# if you were he



## afflusso

Vorrei tradurre qualcosa sulla falsariga di "What would you do if you were he, and you were going to a place where you knew there would be lots of people?" Sono più interessato alla grammatica, e quindi non c'è contesto.

Mio tentativo: "Che cosa faresti se tu fossi lui, e fossi andato a qualche posto dove avessi saputo che ci fossero stati molta gente?" 
Sono certo che questa frase è piena di sbagli. Grazie! (To be clear, the sentence is about a hypothetical situation, and in the present you are in the process of going to a place, while thinking about the future)


----------



## AlabamaBoy

My suggestion: se fossi tu in lui
Do a search of "if I were you" on the forum.


----------



## giacinta

Il mio tentativo:

"Cosa faresti tu se fossi in lui e andassi a qualche posto dove sapevi ci sarebbe stata molta gente?"

Non sono sicura di "a qualche posto _dove"  -_forse "a qualche posto al quale/nel quale".  Un esercizio interessante.  Asepettiamo i madrelingua!

Giacinta


----------



## Alxmrphi

Non sono sicuro sulla _correttezza_ di '_posto dove_', ma avrei detto io 'posto_ in cui_'.


----------



## luway

These are the only two hypothetical situations I can think of, at the moment..

If that the case is the one you said (present, in the process of going), I think the sentence would be: "What would you do if you were he/him, and you were going/had to go to a place where you know there will be/are lots of people?" => "Cosa faresti se tu fossi (in) lui e stessi andando/dovessi andare in un posto dove sai che ci sarà/c'è un sacco di gente?"

- _Estratti da una raccolta di annotazioni di impaginazione_:
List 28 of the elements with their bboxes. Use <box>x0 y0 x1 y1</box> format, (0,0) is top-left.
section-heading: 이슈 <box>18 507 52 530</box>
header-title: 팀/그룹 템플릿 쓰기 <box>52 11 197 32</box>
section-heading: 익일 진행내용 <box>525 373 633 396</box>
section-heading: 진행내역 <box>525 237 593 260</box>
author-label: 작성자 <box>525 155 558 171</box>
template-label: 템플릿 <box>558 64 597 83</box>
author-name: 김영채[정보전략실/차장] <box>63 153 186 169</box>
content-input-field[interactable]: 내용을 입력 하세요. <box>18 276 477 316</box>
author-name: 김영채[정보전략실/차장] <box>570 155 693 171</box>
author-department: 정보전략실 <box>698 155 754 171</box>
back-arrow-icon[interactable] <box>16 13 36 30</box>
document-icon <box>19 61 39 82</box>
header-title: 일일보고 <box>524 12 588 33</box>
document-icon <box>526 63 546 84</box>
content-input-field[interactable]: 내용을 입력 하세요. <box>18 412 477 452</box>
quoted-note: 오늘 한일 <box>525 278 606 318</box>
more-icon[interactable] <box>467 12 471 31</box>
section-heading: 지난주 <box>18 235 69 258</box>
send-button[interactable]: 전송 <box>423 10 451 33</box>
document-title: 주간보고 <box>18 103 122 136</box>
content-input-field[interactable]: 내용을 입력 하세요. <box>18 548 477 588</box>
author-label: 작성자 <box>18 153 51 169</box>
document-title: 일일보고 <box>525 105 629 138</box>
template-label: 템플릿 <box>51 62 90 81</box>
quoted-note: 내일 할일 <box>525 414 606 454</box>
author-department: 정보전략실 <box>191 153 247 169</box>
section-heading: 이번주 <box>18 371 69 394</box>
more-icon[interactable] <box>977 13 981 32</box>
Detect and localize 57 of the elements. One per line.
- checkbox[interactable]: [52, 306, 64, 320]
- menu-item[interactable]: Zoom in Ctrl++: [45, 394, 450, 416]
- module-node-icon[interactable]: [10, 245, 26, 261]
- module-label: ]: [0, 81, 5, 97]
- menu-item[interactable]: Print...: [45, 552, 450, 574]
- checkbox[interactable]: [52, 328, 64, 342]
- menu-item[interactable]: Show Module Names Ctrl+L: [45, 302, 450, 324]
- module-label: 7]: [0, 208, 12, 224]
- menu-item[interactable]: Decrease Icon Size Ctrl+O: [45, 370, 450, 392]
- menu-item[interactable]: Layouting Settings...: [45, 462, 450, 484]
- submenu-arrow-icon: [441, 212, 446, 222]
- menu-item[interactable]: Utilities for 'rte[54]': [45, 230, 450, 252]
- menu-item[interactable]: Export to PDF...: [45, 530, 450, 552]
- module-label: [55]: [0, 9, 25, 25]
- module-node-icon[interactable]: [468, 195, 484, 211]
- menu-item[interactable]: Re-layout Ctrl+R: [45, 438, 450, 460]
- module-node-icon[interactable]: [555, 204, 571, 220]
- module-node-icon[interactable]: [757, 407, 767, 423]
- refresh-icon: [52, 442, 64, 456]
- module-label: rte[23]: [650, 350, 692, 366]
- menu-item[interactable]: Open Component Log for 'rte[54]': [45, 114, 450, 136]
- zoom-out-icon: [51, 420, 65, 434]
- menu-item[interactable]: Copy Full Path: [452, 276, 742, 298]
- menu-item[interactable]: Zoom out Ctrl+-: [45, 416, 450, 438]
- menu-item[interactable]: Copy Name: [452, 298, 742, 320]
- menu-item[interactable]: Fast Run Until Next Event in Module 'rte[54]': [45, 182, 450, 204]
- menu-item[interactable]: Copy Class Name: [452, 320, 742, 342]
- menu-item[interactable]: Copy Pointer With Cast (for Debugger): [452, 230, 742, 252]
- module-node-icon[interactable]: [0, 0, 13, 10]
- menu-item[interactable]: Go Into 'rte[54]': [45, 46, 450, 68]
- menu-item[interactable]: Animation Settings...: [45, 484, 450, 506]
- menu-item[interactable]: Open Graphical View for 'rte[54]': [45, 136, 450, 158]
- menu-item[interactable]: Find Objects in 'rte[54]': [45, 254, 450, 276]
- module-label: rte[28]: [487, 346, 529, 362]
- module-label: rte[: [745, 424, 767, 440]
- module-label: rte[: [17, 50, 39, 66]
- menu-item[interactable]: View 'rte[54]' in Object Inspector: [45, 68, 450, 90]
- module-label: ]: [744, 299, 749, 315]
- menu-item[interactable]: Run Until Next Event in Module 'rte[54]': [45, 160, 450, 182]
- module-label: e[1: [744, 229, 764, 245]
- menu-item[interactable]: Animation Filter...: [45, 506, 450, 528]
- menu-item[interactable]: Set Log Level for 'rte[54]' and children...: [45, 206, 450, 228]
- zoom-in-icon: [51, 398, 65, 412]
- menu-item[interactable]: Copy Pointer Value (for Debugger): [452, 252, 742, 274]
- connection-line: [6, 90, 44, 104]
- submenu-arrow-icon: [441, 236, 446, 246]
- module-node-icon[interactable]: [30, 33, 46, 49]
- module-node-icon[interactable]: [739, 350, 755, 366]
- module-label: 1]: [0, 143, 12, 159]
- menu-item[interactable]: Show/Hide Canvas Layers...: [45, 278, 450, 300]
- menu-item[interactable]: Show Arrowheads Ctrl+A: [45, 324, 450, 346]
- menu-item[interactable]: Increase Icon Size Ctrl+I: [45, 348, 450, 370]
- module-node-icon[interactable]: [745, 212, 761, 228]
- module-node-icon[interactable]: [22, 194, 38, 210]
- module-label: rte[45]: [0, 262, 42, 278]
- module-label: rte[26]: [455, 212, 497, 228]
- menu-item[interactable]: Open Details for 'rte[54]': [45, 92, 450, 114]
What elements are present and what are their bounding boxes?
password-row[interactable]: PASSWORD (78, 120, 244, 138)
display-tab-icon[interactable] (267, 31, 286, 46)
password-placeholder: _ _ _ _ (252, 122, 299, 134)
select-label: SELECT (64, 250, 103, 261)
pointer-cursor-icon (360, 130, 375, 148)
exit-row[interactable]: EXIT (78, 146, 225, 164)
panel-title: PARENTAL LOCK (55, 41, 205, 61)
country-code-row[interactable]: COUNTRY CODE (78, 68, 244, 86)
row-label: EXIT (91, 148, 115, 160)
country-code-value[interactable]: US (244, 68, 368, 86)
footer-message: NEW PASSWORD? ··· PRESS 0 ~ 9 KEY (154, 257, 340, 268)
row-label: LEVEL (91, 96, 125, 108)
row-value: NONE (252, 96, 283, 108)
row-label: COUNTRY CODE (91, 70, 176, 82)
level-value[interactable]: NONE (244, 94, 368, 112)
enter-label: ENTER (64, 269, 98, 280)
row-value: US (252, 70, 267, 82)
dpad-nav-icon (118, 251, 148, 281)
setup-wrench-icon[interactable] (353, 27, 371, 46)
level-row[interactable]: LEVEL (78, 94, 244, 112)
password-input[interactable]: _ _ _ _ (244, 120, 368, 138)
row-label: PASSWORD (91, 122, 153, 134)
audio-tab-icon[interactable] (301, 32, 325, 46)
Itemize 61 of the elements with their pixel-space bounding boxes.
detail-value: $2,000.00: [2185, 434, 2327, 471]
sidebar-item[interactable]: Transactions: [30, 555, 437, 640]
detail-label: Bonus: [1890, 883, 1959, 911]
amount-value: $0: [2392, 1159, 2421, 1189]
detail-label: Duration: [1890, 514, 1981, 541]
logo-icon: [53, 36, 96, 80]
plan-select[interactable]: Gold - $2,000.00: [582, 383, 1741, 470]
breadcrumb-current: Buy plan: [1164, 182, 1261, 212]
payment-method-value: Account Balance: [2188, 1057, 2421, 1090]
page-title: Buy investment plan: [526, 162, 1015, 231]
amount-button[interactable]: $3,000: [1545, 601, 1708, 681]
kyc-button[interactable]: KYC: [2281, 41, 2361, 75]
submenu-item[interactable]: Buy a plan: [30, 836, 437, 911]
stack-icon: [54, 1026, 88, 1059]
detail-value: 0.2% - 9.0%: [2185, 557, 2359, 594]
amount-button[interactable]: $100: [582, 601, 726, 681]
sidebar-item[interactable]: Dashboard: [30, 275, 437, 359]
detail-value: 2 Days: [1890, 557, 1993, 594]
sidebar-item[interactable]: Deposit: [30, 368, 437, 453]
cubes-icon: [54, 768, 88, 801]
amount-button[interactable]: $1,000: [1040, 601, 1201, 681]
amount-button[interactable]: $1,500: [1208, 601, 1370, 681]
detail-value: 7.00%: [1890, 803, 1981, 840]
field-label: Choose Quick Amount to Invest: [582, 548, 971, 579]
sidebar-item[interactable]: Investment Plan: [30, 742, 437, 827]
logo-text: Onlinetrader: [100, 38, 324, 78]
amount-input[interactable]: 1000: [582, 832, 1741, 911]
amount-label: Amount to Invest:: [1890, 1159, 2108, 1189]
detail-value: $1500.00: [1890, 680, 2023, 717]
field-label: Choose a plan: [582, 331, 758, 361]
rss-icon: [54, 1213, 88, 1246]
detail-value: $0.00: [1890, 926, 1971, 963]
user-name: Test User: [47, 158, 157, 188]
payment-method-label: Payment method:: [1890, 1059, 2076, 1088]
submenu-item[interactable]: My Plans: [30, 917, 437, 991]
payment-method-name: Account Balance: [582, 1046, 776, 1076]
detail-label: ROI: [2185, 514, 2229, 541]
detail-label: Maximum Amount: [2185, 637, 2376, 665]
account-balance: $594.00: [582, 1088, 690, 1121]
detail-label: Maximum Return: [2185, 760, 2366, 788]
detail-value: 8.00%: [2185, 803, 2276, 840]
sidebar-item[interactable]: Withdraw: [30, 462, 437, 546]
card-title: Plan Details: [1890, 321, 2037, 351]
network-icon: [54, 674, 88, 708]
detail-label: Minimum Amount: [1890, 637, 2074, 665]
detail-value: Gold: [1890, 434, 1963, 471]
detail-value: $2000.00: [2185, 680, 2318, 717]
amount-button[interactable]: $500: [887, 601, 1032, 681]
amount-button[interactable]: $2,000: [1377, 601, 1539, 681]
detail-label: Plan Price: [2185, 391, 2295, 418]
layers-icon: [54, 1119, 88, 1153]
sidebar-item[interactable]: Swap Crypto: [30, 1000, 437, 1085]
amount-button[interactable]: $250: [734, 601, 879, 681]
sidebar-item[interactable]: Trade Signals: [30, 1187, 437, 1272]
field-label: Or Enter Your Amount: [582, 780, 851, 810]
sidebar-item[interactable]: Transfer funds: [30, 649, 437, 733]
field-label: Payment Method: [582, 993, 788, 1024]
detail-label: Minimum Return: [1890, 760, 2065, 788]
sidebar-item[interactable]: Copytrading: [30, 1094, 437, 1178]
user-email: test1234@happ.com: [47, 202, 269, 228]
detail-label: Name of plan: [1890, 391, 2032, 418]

- _Cosa si chiede_:
Dall'estratto scelto estrai, per favore, il passo che comincia con "## giacinta" e prosegue fino a "Asepettiamo i madrelingua!". Copialo senza alcuna modifica.

- _Risposta completa_:
## giacinta

Il mio tentativo:

"Cosa faresti tu se fossi in lui e andassi a qualche posto dove sapevi ci sarebbe stata molta gente?"

Non sono sicura di "a qualche posto _dove"  -_forse "a qualche posto al quale/nel quale".  Un esercizio interessante.  Asepettiamo i madrelingua!